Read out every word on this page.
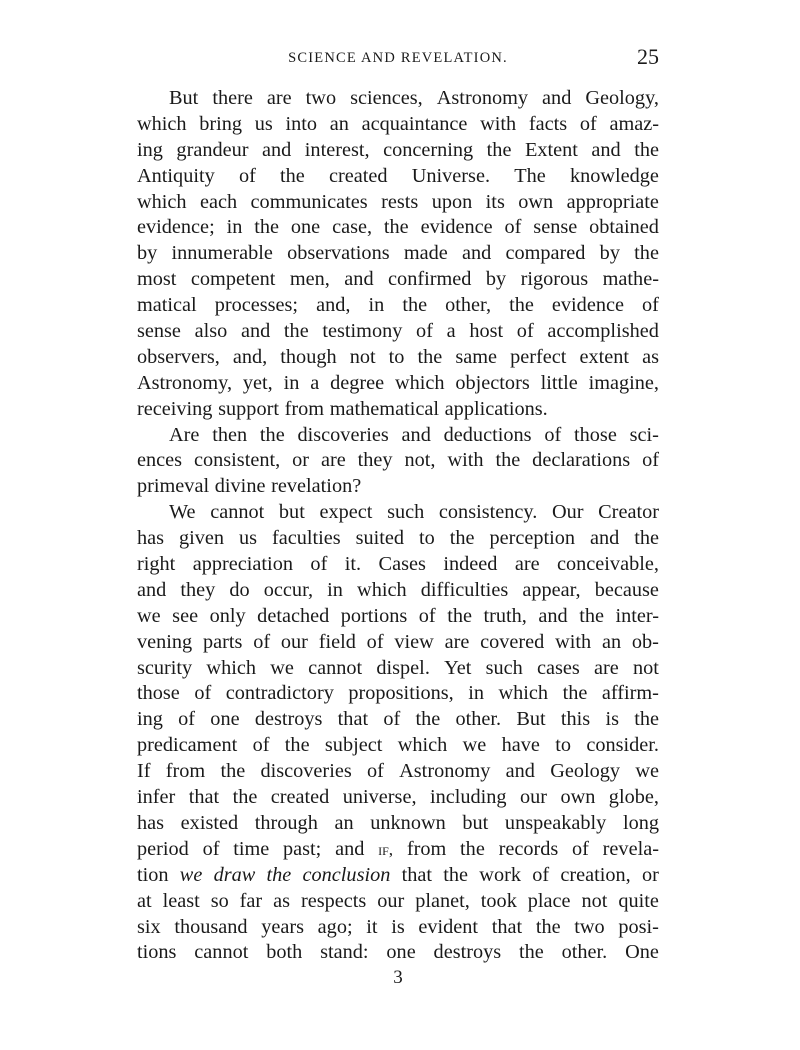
SCIENCE AND REVELATION.	25
But there are two sciences, Astronomy and Geology,
which bring us into an acquaintance with facts of amaz-
ing grandeur and interest, concerning the Extent and the
Antiquity of the created Universe. The knowledge
which each communicates rests upon its own appropriate
evidence; in the one case, the evidence of sense obtained
by innumerable observations made and compared by the
most competent men, and confirmed by rigorous mathe-
matical processes; and, in the other, the evidence of
sense also and the testimony of a host of accomplished
observers, and, though not to the same perfect extent as
Astronomy, yet, in a degree which objectors little imagine,
receiving support from mathematical applications.
Are then the discoveries and deductions of those sci-
ences consistent, or are they not, with the declarations of
primeval divine revelation?
We cannot but expect such consistency. Our Creator
has given us faculties suited to the perception and the
right appreciation of it. Cases indeed are conceivable,
and they do occur, in which difficulties appear, because
we see only detached portions of the truth, and the inter-
vening parts of our field of view are covered with an ob-
scurity which we cannot dispel. Yet such cases are not
those of contradictory propositions, in which the affirm-
ing of one destroys that of the other. But this is the
predicament of the subject which we have to consider.
If from the discoveries of Astronomy and Geology we
infer that the created universe, including our own globe,
has existed through an unknown but unspeakably long
period of time past; and if, from the records of revela-
tion we draw the conclusion that the work of creation, or
at least so far as respects our planet, took place not quite
six thousand years ago; it is evident that the two posi-
tions cannot both stand: one destroys the other. One
3
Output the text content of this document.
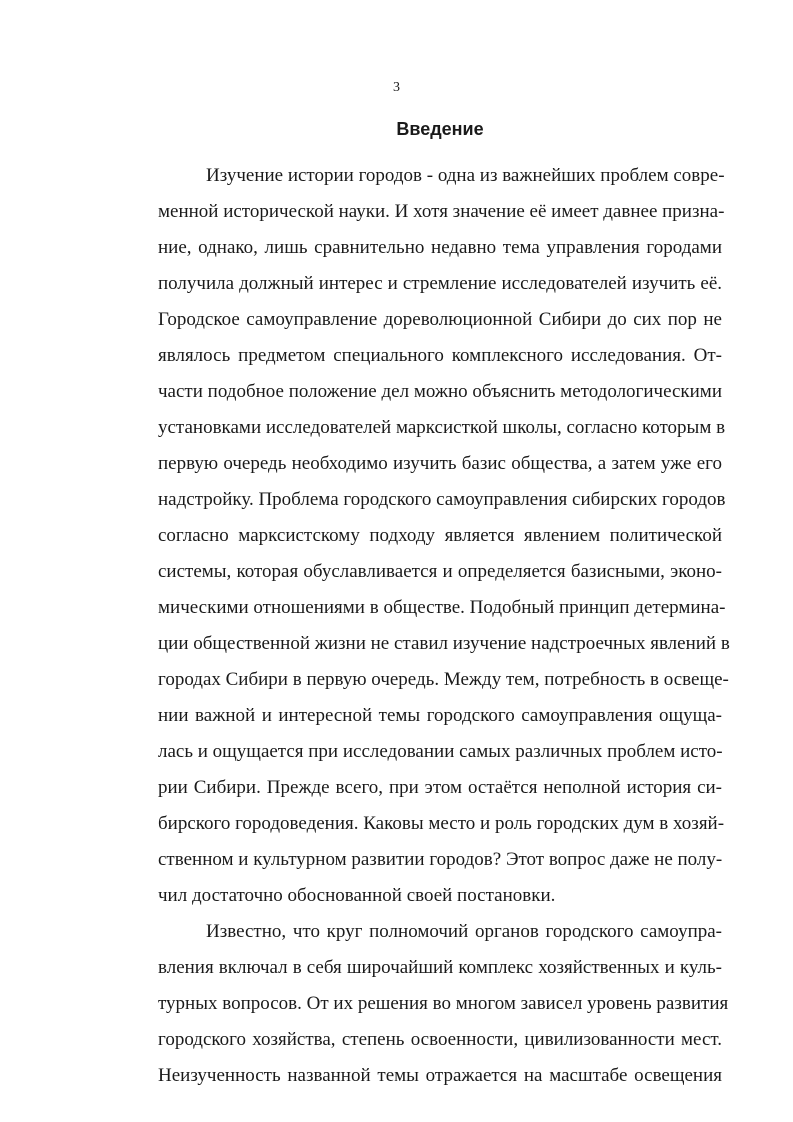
3
Введение
Изучение истории городов - одна из важнейших проблем совре-
менной исторической науки. И хотя значение её имеет давнее призна-
ние, однако, лишь сравнительно недавно тема управления городами
получила должный интерес и стремление исследователей изучить её.
Городское самоуправление дореволюционной Сибири до сих пор не
являлось предметом специального комплексного исследования. От-
части подобное положение дел можно объяснить методологическими
установками исследователей марксисткой школы, согласно которым в
первую очередь необходимо изучить базис общества, а затем уже его
надстройку. Проблема городского самоуправления сибирских городов
согласно марксистскому подходу является явлением политической
системы, которая обуславливается и определяется базисными, эконо-
мическими отношениями в обществе. Подобный принцип детермина-
ции общественной жизни не ставил изучение надстроечных явлений в
городах Сибири в первую очередь. Между тем, потребность в освеще-
нии важной и интересной темы городского самоуправления ощуща-
лась и ощущается при исследовании самых различных проблем исто-
рии Сибири. Прежде всего, при этом остаётся неполной история си-
бирского городоведения. Каковы место и роль городских дум в хозяй-
ственном и культурном развитии городов? Этот вопрос даже не полу-
чил достаточно обоснованной своей постановки.
Известно, что круг полномочий органов городского самоупра-
вления включал в себя широчайший комплекс хозяйственных и куль-
турных вопросов. От их решения во многом зависел уровень развития
городского хозяйства, степень освоенности, цивилизованности мест.
Неизученность названной темы отражается на масштабе освещения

> _TASK DIRECTIONS_
List every line in the records above that contains the word "discoveries".

> _RESPONSE TO THE EXERCISE_
Are then the discoveries and deductions of those sci-
If from the discoveries of Astronomy and Geology we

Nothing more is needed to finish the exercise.